▶ **GIVEN REQUEST**
Separate out the lines that hold "Admiralteysky".

▶ **INPUT MATERIAL**
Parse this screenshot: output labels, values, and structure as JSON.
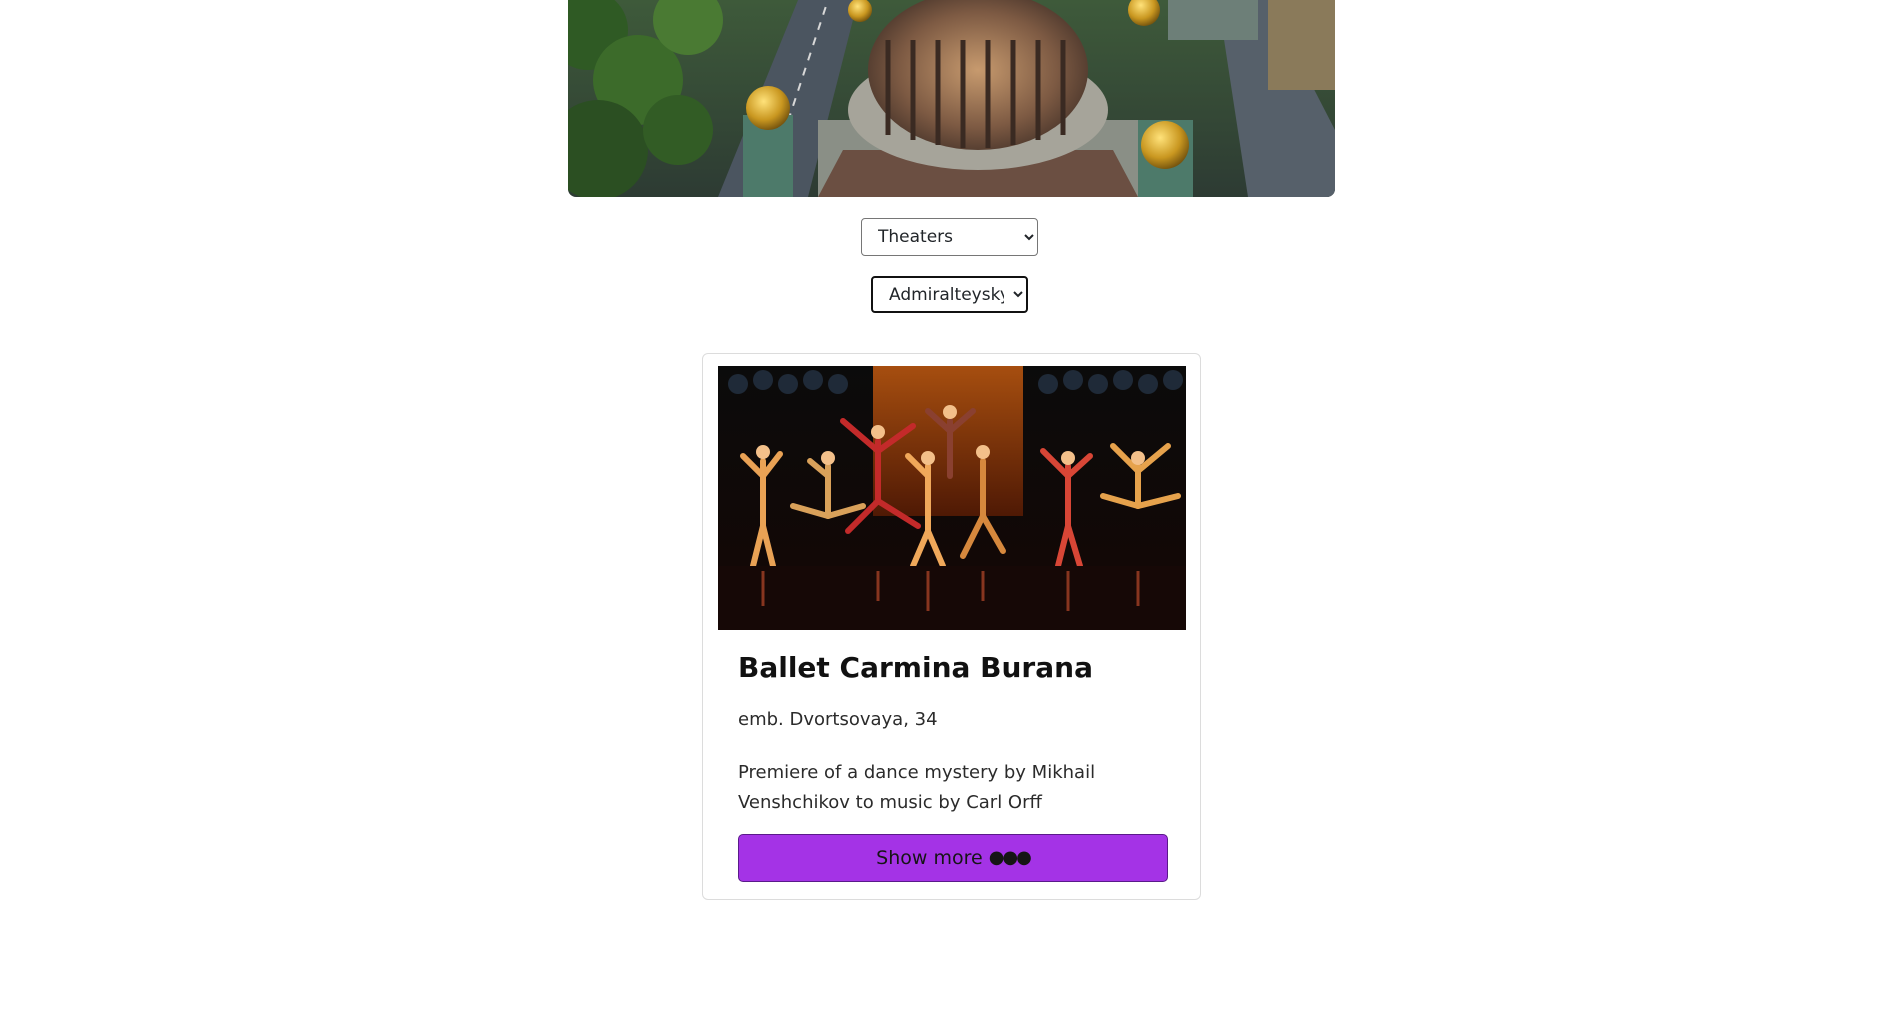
{
  "hero": {
    "image": "aerial-cathedral-photo"
  },
  "filters": {
    "category": {
      "selected": "Theaters",
      "options": [
        "Theaters"
      ]
    },
    "district": {
      "selected": "Admiralteysky",
      "options": [
        "Admiralteysky"
      ]
    }
  },
  "event_card": {
    "image": "ballet-dancers-photo",
    "title": "Ballet Carmina Burana",
    "address": "emb. Dvortsovaya, 34",
    "description": "Premiere of a dance mystery by Mikhail Venshchikov to music by Carl Orff",
    "button_label": "Show more",
    "button_icon": "ellipsis-icon",
    "button_color": "#a433e6"
  }
}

▶ **TASK SOLUTION**
      "selected": "Admiralteysky",
        "Admiralteysky"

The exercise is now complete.